Work instructions:
All of the listing below must be repeated word for word. Pictures are the only thing to omit.

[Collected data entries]
********************
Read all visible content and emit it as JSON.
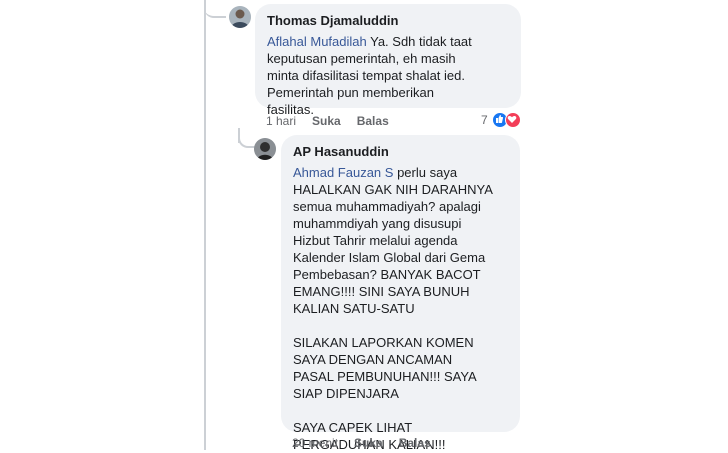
{
  "comments": [
    {
      "author": "Thomas Djamaluddin",
      "mention": "Aflahal Mufadilah",
      "text": " Ya. Sdh tidak taat\nkeputusan pemerintah, eh masih\nminta difasilitasi tempat shalat ied.\nPemerintah pun memberikan\nfasilitas.",
      "time": "1 hari",
      "like_label": "Suka",
      "reply_label": "Balas",
      "reaction_count": "7",
      "reaction_colors": [
        "#1877f2",
        "#f33e58"
      ]
    },
    {
      "author": "AP Hasanuddin",
      "mention": "Ahmad Fauzan S",
      "text": " perlu saya\nHALALKAN GAK NIH DARAHNYA\nsemua muhammadiyah? apalagi\nmuhammdiyah yang disusupi\nHizbut Tahrir melalui agenda\nKalender Islam Global dari Gema\nPembebasan? BANYAK BACOT\nEMANG!!!! SINI SAYA BUNUH\nKALIAN SATU-SATU\n\nSILAKAN LAPORKAN KOMEN\nSAYA DENGAN ANCAMAN\nPASAL PEMBUNUHAN!!! SAYA\nSIAP DIPENJARA\n\nSAYA CAPEK LIHAT\nPERGADUHAN KALIAN!!!",
      "time": "20 menit",
      "like_label": "Suka",
      "reply_label": "Balas"
    }
  ]
}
********************
Output for this exercise:
Read all visible content and emit it as JSON.
{
  "comments": [
    {
      "author": "Thomas Djamaluddin",
      "mention": "Aflahal Mufadilah",
      "text": " Ya. Sdh tidak taat\nkeputusan pemerintah, eh masih\nminta difasilitasi tempat shalat ied.\nPemerintah pun memberikan\nfasilitas.",
      "time": "1 hari",
      "like_label": "Suka",
      "reply_label": "Balas",
      "reaction_count": "7",
      "reaction_colors": [
        "#1877f2",
        "#f33e58"
      ]
    },
    {
      "author": "AP Hasanuddin",
      "mention": "Ahmad Fauzan S",
      "text": " perlu saya\nHALALKAN GAK NIH DARAHNYA\nsemua muhammadiyah? apalagi\nmuhammdiyah yang disusupi\nHizbut Tahrir melalui agenda\nKalender Islam Global dari Gema\nPembebasan? BANYAK BACOT\nEMANG!!!! SINI SAYA BUNUH\nKALIAN SATU-SATU\n\nSILAKAN LAPORKAN KOMEN\nSAYA DENGAN ANCAMAN\nPASAL PEMBUNUHAN!!! SAYA\nSIAP DIPENJARA\n\nSAYA CAPEK LIHAT\nPERGADUHAN KALIAN!!!",
      "time": "20 menit",
      "like_label": "Suka",
      "reply_label": "Balas"
    }
  ]
}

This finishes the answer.